PROBLEM DETAILS — Using the listing below, report all lines holding the word "JSON".

──────── STORED RECORDS

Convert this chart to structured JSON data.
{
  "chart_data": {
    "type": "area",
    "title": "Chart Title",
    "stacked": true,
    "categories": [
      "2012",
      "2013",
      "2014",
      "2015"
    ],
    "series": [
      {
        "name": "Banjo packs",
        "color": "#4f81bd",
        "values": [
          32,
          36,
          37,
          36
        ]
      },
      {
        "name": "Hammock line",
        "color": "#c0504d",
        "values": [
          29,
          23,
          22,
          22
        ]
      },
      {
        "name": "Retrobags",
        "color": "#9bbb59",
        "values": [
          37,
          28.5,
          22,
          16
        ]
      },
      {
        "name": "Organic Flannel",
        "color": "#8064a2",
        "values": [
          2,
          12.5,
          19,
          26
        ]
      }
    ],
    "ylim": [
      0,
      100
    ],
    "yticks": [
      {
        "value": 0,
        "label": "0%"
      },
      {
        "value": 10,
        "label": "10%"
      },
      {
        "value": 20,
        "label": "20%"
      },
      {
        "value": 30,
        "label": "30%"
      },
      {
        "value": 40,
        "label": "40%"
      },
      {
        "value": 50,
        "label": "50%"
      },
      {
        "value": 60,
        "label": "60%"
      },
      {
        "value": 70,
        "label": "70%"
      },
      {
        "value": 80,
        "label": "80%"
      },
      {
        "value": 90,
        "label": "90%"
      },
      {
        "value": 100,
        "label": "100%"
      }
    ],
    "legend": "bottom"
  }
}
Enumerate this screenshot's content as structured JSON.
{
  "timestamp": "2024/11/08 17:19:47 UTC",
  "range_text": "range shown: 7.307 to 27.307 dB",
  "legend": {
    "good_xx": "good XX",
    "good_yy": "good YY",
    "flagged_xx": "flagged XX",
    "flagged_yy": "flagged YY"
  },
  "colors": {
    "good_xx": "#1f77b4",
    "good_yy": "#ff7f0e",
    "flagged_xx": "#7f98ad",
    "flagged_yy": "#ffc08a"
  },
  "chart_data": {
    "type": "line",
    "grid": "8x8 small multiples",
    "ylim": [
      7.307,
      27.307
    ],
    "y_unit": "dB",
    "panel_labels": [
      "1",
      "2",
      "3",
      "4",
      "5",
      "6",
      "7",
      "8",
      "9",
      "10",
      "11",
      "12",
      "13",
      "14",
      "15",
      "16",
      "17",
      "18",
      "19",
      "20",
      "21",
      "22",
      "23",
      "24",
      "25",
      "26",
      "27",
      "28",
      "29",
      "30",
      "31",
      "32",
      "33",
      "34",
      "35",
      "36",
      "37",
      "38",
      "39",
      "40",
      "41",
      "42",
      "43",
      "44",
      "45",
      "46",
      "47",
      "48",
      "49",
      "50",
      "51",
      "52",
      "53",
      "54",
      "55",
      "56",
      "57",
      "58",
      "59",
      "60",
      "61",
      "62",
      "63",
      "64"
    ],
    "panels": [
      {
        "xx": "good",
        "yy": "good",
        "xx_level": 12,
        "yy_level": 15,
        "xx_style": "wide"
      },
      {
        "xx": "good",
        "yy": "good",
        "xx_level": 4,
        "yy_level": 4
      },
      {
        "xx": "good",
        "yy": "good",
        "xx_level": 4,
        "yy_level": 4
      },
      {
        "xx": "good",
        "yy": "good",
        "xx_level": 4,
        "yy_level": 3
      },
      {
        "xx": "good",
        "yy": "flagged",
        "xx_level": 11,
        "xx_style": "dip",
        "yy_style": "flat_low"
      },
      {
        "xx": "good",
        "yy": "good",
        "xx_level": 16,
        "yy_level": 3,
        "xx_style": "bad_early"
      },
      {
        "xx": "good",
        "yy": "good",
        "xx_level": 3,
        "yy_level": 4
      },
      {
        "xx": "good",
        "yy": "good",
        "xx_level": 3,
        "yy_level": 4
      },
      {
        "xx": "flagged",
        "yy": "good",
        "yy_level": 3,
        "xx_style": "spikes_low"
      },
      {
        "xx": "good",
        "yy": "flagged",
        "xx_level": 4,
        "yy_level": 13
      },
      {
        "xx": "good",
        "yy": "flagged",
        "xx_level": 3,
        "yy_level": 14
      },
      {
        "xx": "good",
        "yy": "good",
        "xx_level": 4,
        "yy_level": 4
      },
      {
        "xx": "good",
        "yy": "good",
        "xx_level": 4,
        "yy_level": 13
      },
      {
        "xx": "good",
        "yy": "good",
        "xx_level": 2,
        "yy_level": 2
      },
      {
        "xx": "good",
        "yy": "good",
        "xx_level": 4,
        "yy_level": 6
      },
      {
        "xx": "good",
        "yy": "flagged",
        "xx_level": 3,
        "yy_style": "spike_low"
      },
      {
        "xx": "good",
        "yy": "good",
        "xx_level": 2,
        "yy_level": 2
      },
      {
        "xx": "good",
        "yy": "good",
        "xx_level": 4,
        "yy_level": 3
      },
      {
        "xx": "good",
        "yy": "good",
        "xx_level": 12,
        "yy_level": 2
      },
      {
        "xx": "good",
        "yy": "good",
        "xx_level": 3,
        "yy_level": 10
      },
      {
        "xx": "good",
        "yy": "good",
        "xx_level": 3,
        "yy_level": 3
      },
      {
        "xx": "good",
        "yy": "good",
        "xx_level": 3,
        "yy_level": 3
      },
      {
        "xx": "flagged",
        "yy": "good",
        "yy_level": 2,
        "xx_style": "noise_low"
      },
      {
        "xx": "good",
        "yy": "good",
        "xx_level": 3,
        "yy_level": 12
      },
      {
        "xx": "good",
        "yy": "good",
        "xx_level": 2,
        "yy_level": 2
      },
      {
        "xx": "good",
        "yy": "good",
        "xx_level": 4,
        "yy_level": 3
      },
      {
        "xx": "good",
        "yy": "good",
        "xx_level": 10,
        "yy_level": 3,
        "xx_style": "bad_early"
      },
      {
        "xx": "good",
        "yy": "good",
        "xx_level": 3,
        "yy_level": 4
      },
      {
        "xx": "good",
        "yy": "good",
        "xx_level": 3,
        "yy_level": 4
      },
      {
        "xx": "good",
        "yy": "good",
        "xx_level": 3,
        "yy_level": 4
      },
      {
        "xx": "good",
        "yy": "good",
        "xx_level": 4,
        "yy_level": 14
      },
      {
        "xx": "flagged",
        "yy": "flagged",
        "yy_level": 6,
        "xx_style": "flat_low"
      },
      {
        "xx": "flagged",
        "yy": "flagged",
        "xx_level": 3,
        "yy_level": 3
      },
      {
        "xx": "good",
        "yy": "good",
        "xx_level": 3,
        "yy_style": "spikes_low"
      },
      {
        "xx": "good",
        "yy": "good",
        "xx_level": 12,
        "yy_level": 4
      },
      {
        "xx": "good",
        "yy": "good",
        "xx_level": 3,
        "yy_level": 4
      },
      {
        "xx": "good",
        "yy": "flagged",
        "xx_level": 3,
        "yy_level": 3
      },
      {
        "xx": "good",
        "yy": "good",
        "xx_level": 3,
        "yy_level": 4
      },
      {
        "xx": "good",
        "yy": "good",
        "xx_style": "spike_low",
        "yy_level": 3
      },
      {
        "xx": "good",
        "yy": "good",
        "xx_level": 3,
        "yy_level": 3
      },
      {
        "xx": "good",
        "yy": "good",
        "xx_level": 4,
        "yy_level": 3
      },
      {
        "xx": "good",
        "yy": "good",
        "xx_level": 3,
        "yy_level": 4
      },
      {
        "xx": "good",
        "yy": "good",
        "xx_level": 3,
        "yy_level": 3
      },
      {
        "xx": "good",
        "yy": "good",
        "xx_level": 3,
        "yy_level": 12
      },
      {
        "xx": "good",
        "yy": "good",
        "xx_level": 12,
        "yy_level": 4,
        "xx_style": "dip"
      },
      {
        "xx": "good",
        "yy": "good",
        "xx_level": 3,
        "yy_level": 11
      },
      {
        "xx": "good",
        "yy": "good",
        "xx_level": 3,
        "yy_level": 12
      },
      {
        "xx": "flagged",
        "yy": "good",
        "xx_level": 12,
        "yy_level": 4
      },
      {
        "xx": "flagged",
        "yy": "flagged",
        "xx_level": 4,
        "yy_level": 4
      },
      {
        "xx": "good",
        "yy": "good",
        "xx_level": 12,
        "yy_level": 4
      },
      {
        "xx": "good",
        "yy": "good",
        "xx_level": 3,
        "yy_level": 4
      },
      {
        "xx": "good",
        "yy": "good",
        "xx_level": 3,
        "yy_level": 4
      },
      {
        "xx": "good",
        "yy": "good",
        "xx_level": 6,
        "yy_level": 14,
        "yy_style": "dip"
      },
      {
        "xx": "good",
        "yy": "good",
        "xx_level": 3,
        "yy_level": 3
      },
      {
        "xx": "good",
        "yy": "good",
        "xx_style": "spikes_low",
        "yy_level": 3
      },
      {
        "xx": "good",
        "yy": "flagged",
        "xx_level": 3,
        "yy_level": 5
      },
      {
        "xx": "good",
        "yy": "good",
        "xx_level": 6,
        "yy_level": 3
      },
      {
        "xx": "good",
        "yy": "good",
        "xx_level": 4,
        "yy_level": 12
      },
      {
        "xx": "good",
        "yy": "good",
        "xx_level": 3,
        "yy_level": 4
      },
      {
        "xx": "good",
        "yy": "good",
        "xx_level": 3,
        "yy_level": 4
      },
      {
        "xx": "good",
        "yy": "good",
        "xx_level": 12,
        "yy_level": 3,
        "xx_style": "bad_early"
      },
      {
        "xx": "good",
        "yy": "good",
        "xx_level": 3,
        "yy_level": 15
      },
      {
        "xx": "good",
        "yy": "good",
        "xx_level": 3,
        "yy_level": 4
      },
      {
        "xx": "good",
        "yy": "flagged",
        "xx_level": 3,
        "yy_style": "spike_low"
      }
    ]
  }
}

────────────────

TASK ANSWER —
Convert this chart to structured JSON data.
Enumerate this screenshot's content as structured JSON.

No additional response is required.